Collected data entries
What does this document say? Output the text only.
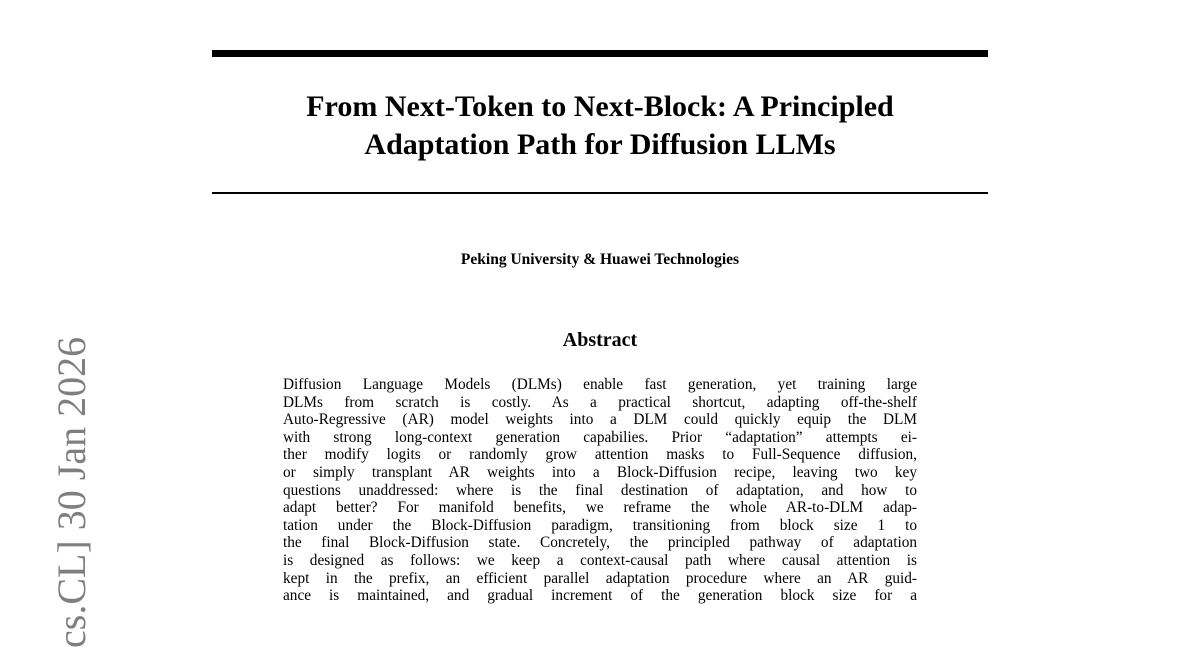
From Next-Token to Next-Block: A Principled
Adaptation Path for Diffusion LLMs

Peking University & Huawei Technologies

Abstract
Diffusion Language Models (DLMs) enable fast generation, yet training large
DLMs from scratch is costly. As a practical shortcut, adapting off-the-shelf
Auto-Regressive (AR) model weights into a DLM could quickly equip the DLM
with strong long-context generation capabilies. Prior “adaptation” attempts ei-
ther modify logits or randomly grow attention masks to Full-Sequence diffusion,
or simply transplant AR weights into a Block-Diffusion recipe, leaving two key
questions unaddressed: where is the final destination of adaptation, and how to
adapt better? For manifold benefits, we reframe the whole AR-to-DLM adap-
tation under the Block-Diffusion paradigm, transitioning from block size 1 to
the final Block-Diffusion state. Concretely, the principled pathway of adaptation
is designed as follows: we keep a context-causal path where causal attention is
kept in the prefix, an efficient parallel adaptation procedure where an AR guid-
ance is maintained, and gradual increment of the generation block size for a
cs.CL] 30 Jan 2026
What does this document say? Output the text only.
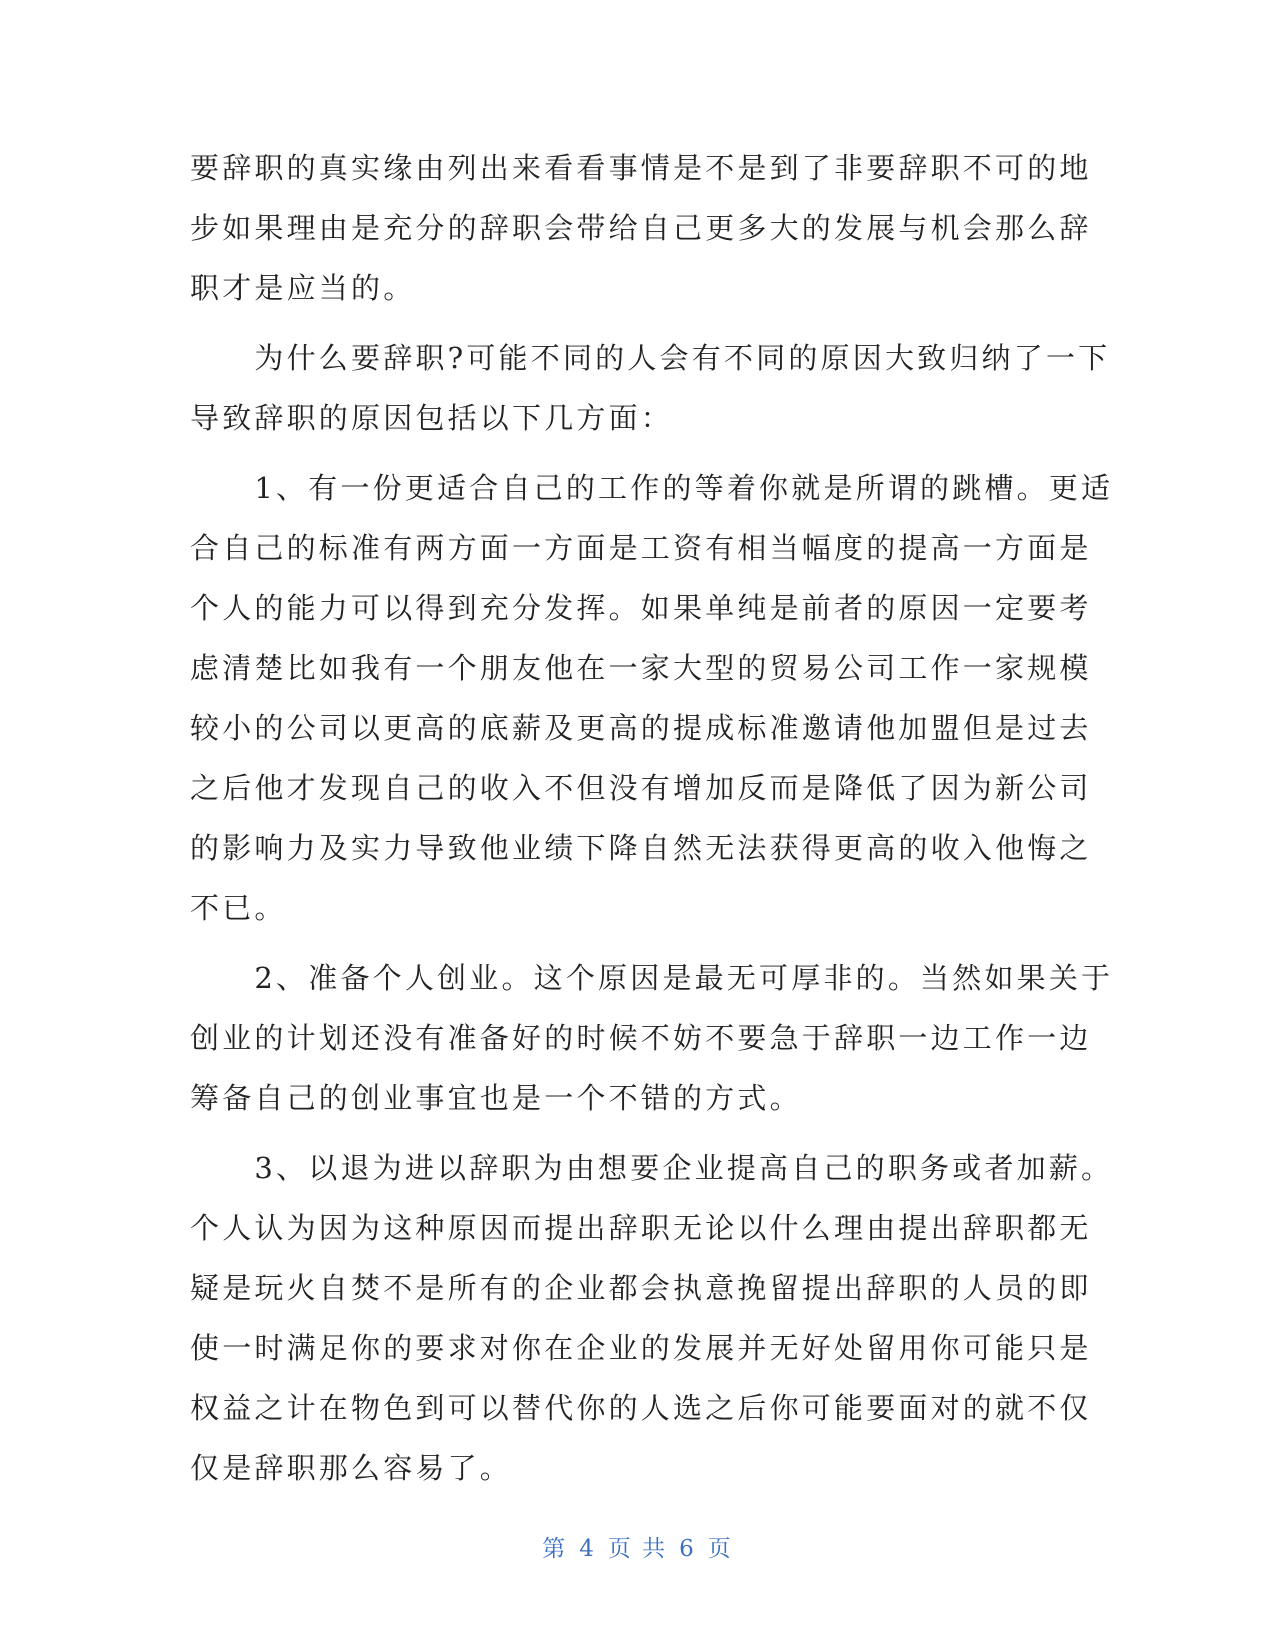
要辞职的真实缘由列出来看看事情是不是到了非要辞职不可的地
步如果理由是充分的辞职会带给自己更多大的发展与机会那么辞
职才是应当的。
　　为什么要辞职?可能不同的人会有不同的原因大致归纳了一下
导致辞职的原因包括以下几方面：
　　1、有一份更适合自己的工作的等着你就是所谓的跳槽。更适
合自己的标准有两方面一方面是工资有相当幅度的提高一方面是
个人的能力可以得到充分发挥。如果单纯是前者的原因一定要考
虑清楚比如我有一个朋友他在一家大型的贸易公司工作一家规模
较小的公司以更高的底薪及更高的提成标准邀请他加盟但是过去
之后他才发现自己的收入不但没有增加反而是降低了因为新公司
的影响力及实力导致他业绩下降自然无法获得更高的收入他悔之
不已。
　　2、准备个人创业。这个原因是最无可厚非的。当然如果关于
创业的计划还没有准备好的时候不妨不要急于辞职一边工作一边
筹备自己的创业事宜也是一个不错的方式。
　　3、以退为进以辞职为由想要企业提高自己的职务或者加薪。
个人认为因为这种原因而提出辞职无论以什么理由提出辞职都无
疑是玩火自焚不是所有的企业都会执意挽留提出辞职的人员的即
使一时满足你的要求对你在企业的发展并无好处留用你可能只是
权益之计在物色到可以替代你的人选之后你可能要面对的就不仅
仅是辞职那么容易了。
第 4 页 共 6 页
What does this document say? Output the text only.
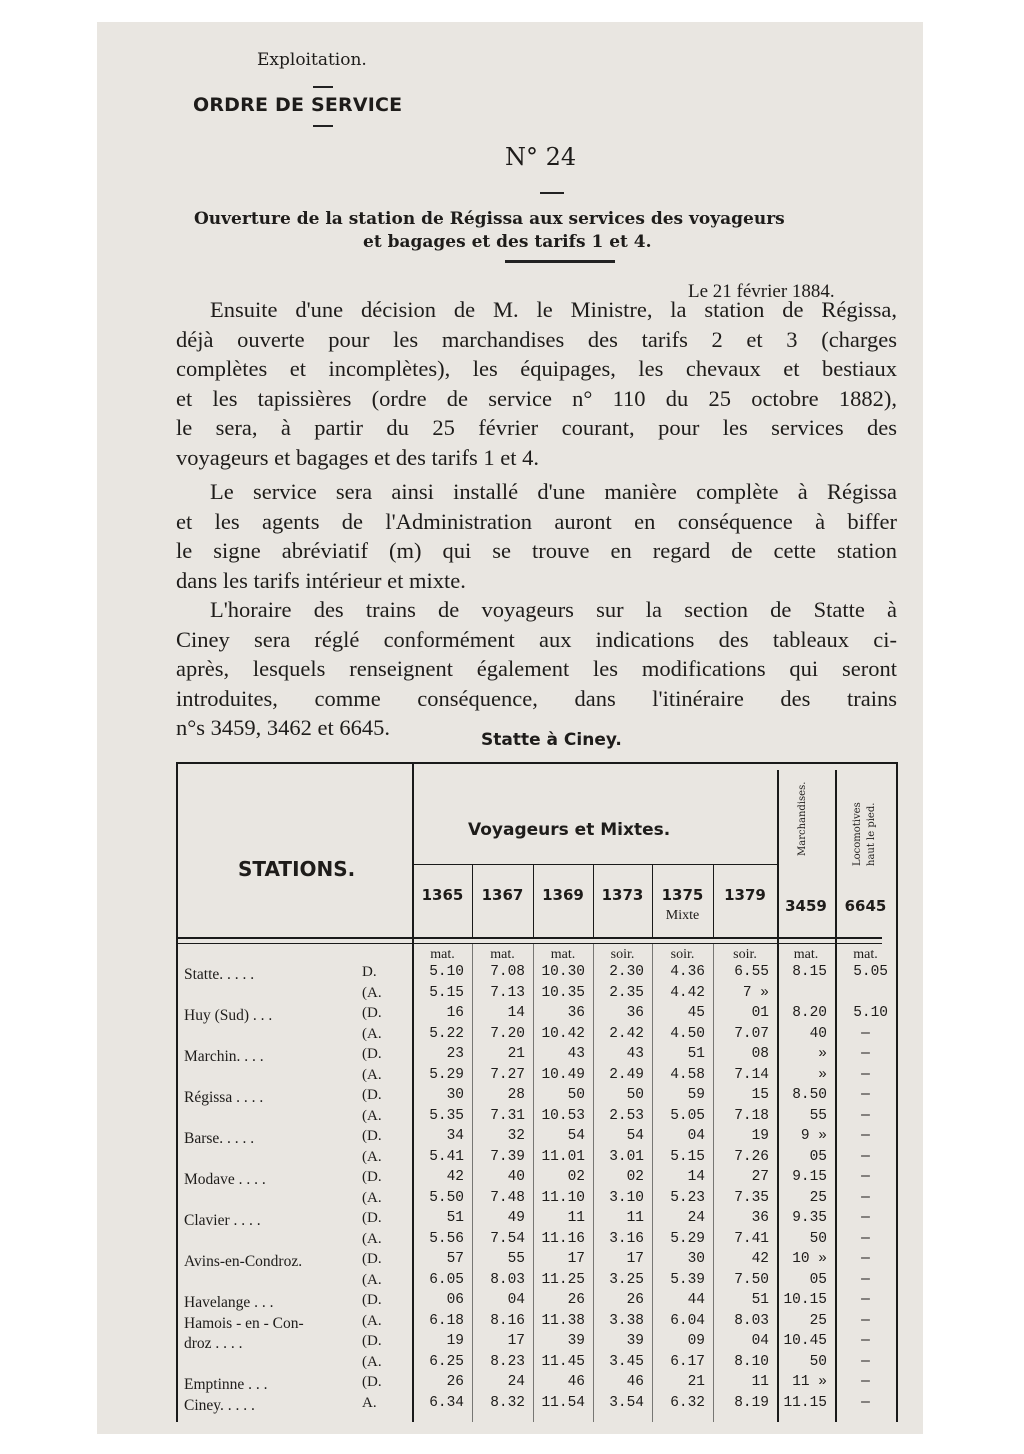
Exploitation.
ORDRE DE SERVICE
N° 24
Ouverture de la station de Régissa aux services des voyageurs
et bagages et des tarifs 1 et 4.
Le 21 février 1884.
Ensuite d'une décision de M. le Ministre, la station de Régissa,
déjà ouverte pour les marchandises des tarifs 2 et 3 (charges
complètes et incomplètes), les équipages, les chevaux et bestiaux
et les tapissières (ordre de service n° 110 du 25 octobre 1882),
le sera, à partir du 25 février courant, pour les services des
voyageurs et bagages et des tarifs 1 et 4.
Le service sera ainsi installé d'une manière complète à Régissa
et les agents de l'Administration auront en conséquence à biffer
le signe abréviatif (m) qui se trouve en regard de cette station
dans les tarifs intérieur et mixte.
L'horaire des trains de voyageurs sur la section de Statte à
Ciney sera réglé conformément aux indications des tableaux ci-
après, lesquels renseignent également les modifications qui seront
introduites, comme conséquence, dans l'itinéraire des trains
n°s 3459, 3462 et 6645.	Statte à Ciney.
STATIONS.
Voyageurs et Mixtes.	Marchandises.	Locomotives haut le pied.
1365	1367	1369	1373	1375	1379
3459	6645
Mixte
mat.	mat.	mat.	soir.	soir.	soir.	mat.	mat.
Statte. . . . .	D.	5.10	7.08	10.30	2.30	4.36	6.55	8.15	5.05
(A.	5.15	7.13	10.35	2.35	4.42	7 »
Huy (Sud) . . .	(D.	16	14	36	36	45	01	8.20	5.10
(A.	5.22	7.20	10.42	2.42	4.50	7.07	40	—
Marchin. . . .	(D.	23	21	43	43	51	08	»	—
(A.	5.29	7.27	10.49	2.49	4.58	7.14	»	—
Régissa . . . .	(D.	30	28	50	50	59	15	8.50	—
(A.	5.35	7.31	10.53	2.53	5.05	7.18	55	—
Barse. . . . .	(D.	34	32	54	54	04	19	9 »	—
(A.	5.41	7.39	11.01	3.01	5.15	7.26	05	—
Modave . . . .	(D.	42	40	02	02	14	27	9.15	—
(A.	5.50	7.48	11.10	3.10	5.23	7.35	25	—
Clavier . . . .	(D.	51	49	11	11	24	36	9.35	—
(A.	5.56	7.54	11.16	3.16	5.29	7.41	50	—
Avins-en-Condroz.	(D.	57	55	17	17	30	42	10 »	—
(A.	6.05	8.03	11.25	3.25	5.39	7.50	05	—
Havelange . . .	(D.	06	04	26	26	44	51 10.15	—
Hamois - en - Con-	(A.	6.18	8.16	11.38	3.38	6.04	8.03	25	—
droz . . . .	(D.	19	17	39	39	09	04 10.45	—
(A.	6.25	8.23	11.45	3.45	6.17	8.10	50	—
Emptinne . . .	(D.	26	24	46	46	21	11	11 »	—
Ciney. . . . .	A.	6.34	8.32	11.54	3.54	6.32	8.19 11.15	—
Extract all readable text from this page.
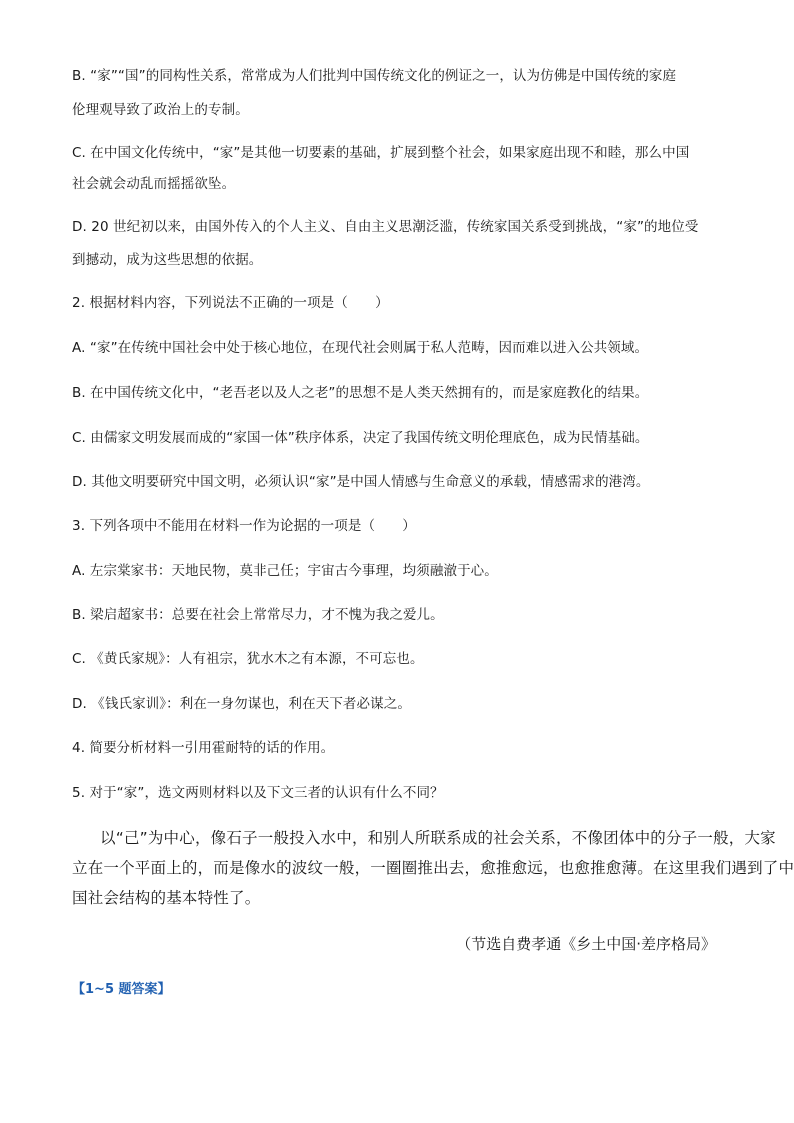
B. “家”“国”的同构性关系，常常成为人们批判中国传统文化的例证之一，认为仿佛是中国传统的家庭
伦理观导致了政治上的专制。
C. 在中国文化传统中，“家”是其他一切要素的基础，扩展到整个社会，如果家庭出现不和睦，那么中国
社会就会动乱而摇摇欲坠。
D. 20 世纪初以来，由国外传入的个人主义、自由主义思潮泛滥，传统家国关系受到挑战，“家”的地位受
到撼动，成为这些思想的依据。
2. 根据材料内容，下列说法不正确的一项是（　　）
A. “家”在传统中国社会中处于核心地位，在现代社会则属于私人范畴，因而难以进入公共领域。
B. 在中国传统文化中，“老吾老以及人之老”的思想不是人类天然拥有的，而是家庭教化的结果。
C. 由儒家文明发展而成的“家国一体”秩序体系，决定了我国传统文明伦理底色，成为民情基础。
D. 其他文明要研究中国文明，必须认识“家”是中国人情感与生命意义的承载，情感需求的港湾。
3. 下列各项中不能用在材料一作为论据的一项是（　　）
A. 左宗棠家书：天地民物，莫非己任；宇宙古今事理，均须融澈于心。
B. 梁启超家书：总要在社会上常常尽力，才不愧为我之爱儿。
C. 《黄氏家规》：人有祖宗，犹水木之有本源，不可忘也。
D. 《钱氏家训》：利在一身勿谋也，利在天下者必谋之。
4. 简要分析材料一引用霍耐特的话的作用。
5. 对于“家”，选文两则材料以及下文三者的认识有什么不同？
以“己”为中心，像石子一般投入水中，和别人所联系成的社会关系，不像团体中的分子一般，大家
立在一个平面上的，而是像水的波纹一般，一圈圈推出去，愈推愈远，也愈推愈薄。在这里我们遇到了中
国社会结构的基本特性了。
（节选自费孝通《乡土中国·差序格局》
【1~5 题答案】
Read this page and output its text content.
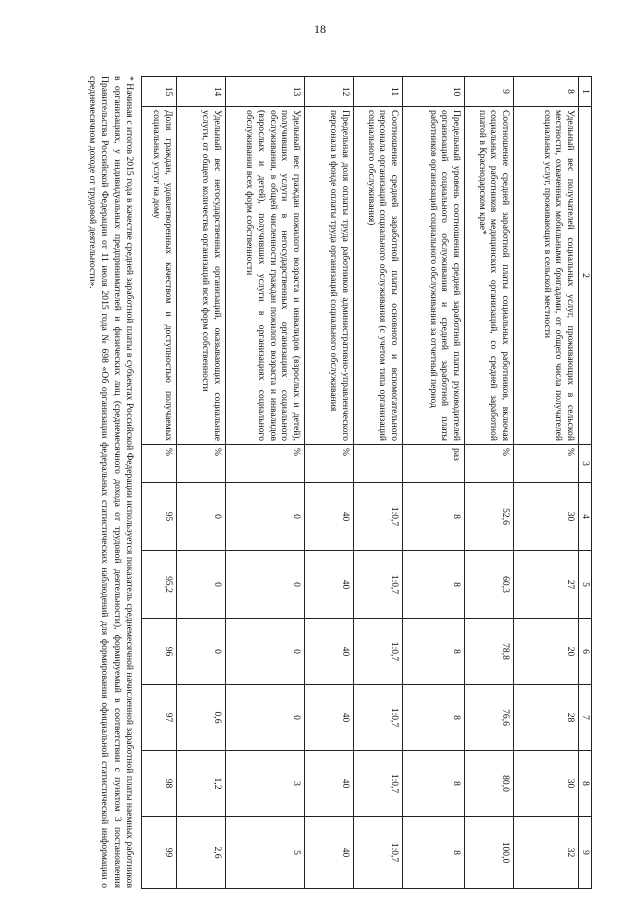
18
1	2	3	4	5	6	7	8	9
8	Удельный вес получателей социальных услуг, проживающих в сельской местности, охваченных мобильными бригадами, от общего числа получателей социальных услуг, проживающих в сельской местности	%	30	27	20	28	30	32
9	Соотношение средней заработной платы социальных работников, включая социальных работников медицинских организаций, со средней заработной платой в Краснодарском крае*	%	52,6	60,3	78,8	76,6	80,0	100,0
10	Предельный уровень соотношения средней заработной платы руководителей организаций социального обслуживания и средней заработной платы работников организаций социального обслуживания за отчетный период	раз	8	8	8	8	8	8
11	Соотношение средней заработной платы основного и вспомогательного персонала организаций социального обслуживания (с учетом типа организаций социального обслуживания)		1:0,7	1:0,7	1:0,7	1:0,7	1:0,7	1:0,7
12	Предельная доля оплаты труда работников административно-управленческого персонала в фонде оплаты труда организаций социального обслуживания	%	40	40	40	40	40	40
13	Удельный вес граждан пожилого возраста и инвалидов (взрослых и детей), получивших услуги в негосударственных организациях социального обслуживания, в общей численности граждан пожилого возраста и инвалидов (взрослых и детей), получивших услуги в организациях социального обслуживания всех форм собственности	%	0	0	0	0	3	5
14	Удельный вес негосударственных организаций, оказывающих социальные услуги, от общего количества организаций всех форм собственности	%	0	0	0	0,6	1,2	2,6
15	Доля граждан, удовлетворенных качеством и доступностью получаемых социальных услуг на дому	%	95	95,2	96	97	98	99
* Начиная с итогов 2015 года в качестве средней заработной платы в субъектах Российской Федерации используется показатель среднемесячной начисленной заработной платы наемных работников в организациях, у индивидуальных предпринимателей и физических лиц (среднемесячного дохода от трудовой деятельности), формируемый в соответствии с пунктом 3 постановления Правительства Российской Федерации от 11 июля 2015 года № 698 «Об организации федеральных статистических наблюдений для формирования официальной статистической информации о среднемесячном доходе от трудовой деятельности».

--- WHAT THE EXERCISE ASKS ---
Check each line above for the string "size", then copy the ones that have it.

--- SOLVED EXERCISE ---
tation under the Block-Diffusion paradigm, transitioning from block size 1 to
ance is maintained, and gradual increment of the generation block size for a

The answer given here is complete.